[[ DATA IN THIS EXERCISE, beginning ]]

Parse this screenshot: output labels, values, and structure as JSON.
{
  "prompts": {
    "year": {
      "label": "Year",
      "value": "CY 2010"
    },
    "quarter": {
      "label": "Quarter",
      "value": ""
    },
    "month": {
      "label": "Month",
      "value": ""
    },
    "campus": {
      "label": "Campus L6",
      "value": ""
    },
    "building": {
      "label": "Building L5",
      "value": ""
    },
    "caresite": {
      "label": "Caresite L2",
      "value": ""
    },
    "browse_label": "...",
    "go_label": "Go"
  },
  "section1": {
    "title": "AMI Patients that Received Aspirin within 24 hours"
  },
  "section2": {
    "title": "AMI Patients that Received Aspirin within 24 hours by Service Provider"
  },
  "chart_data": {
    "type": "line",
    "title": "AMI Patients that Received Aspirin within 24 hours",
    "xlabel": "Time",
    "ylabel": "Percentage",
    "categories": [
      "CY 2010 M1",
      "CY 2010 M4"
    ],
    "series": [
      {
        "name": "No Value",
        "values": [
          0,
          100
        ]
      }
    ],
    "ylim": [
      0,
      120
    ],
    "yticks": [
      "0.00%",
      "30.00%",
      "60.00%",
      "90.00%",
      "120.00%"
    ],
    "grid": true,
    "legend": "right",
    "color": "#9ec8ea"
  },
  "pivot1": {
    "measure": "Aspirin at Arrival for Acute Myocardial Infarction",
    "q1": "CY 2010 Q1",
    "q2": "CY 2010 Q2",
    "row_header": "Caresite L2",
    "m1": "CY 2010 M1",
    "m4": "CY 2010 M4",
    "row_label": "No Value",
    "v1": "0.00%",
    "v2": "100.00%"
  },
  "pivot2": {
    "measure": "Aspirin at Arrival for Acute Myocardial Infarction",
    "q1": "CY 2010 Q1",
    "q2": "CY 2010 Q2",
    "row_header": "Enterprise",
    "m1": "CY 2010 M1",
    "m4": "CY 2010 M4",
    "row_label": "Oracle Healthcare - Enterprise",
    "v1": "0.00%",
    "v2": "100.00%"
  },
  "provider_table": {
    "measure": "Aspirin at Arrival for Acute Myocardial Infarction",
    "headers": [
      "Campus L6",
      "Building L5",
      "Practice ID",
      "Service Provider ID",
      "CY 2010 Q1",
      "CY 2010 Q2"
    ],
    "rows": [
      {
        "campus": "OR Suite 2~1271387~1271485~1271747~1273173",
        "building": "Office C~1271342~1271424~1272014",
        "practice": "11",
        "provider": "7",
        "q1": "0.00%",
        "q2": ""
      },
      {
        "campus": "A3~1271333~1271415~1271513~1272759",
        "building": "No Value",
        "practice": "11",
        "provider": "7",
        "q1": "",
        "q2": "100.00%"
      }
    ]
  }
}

[[ DATA IN THIS EXERCISE, end ]]

• **PROBLEM**
Having read the entries above, restate them all word for word.

• **TASK SOLUTION**
Parse this screenshot: output labels, values, and structure as JSON.
{
  "prompts": {
    "year": {
      "label": "Year",
      "value": "CY 2010"
    },
    "quarter": {
      "label": "Quarter",
      "value": ""
    },
    "month": {
      "label": "Month",
      "value": ""
    },
    "campus": {
      "label": "Campus L6",
      "value": ""
    },
    "building": {
      "label": "Building L5",
      "value": ""
    },
    "caresite": {
      "label": "Caresite L2",
      "value": ""
    },
    "browse_label": "...",
    "go_label": "Go"
  },
  "section1": {
    "title": "AMI Patients that Received Aspirin within 24 hours"
  },
  "section2": {
    "title": "AMI Patients that Received Aspirin within 24 hours by Service Provider"
  },
  "chart_data": {
    "type": "line",
    "title": "AMI Patients that Received Aspirin within 24 hours",
    "xlabel": "Time",
    "ylabel": "Percentage",
    "categories": [
      "CY 2010 M1",
      "CY 2010 M4"
    ],
    "series": [
      {
        "name": "No Value",
        "values": [
          0,
          100
        ]
      }
    ],
    "ylim": [
      0,
      120
    ],
    "yticks": [
      "0.00%",
      "30.00%",
      "60.00%",
      "90.00%",
      "120.00%"
    ],
    "grid": true,
    "legend": "right",
    "color": "#9ec8ea"
  },
  "pivot1": {
    "measure": "Aspirin at Arrival for Acute Myocardial Infarction",
    "q1": "CY 2010 Q1",
    "q2": "CY 2010 Q2",
    "row_header": "Caresite L2",
    "m1": "CY 2010 M1",
    "m4": "CY 2010 M4",
    "row_label": "No Value",
    "v1": "0.00%",
    "v2": "100.00%"
  },
  "pivot2": {
    "measure": "Aspirin at Arrival for Acute Myocardial Infarction",
    "q1": "CY 2010 Q1",
    "q2": "CY 2010 Q2",
    "row_header": "Enterprise",
    "m1": "CY 2010 M1",
    "m4": "CY 2010 M4",
    "row_label": "Oracle Healthcare - Enterprise",
    "v1": "0.00%",
    "v2": "100.00%"
  },
  "provider_table": {
    "measure": "Aspirin at Arrival for Acute Myocardial Infarction",
    "headers": [
      "Campus L6",
      "Building L5",
      "Practice ID",
      "Service Provider ID",
      "CY 2010 Q1",
      "CY 2010 Q2"
    ],
    "rows": [
      {
        "campus": "OR Suite 2~1271387~1271485~1271747~1273173",
        "building": "Office C~1271342~1271424~1272014",
        "practice": "11",
        "provider": "7",
        "q1": "0.00%",
        "q2": ""
      },
      {
        "campus": "A3~1271333~1271415~1271513~1272759",
        "building": "No Value",
        "practice": "11",
        "provider": "7",
        "q1": "",
        "q2": "100.00%"
      }
    ]
  }
}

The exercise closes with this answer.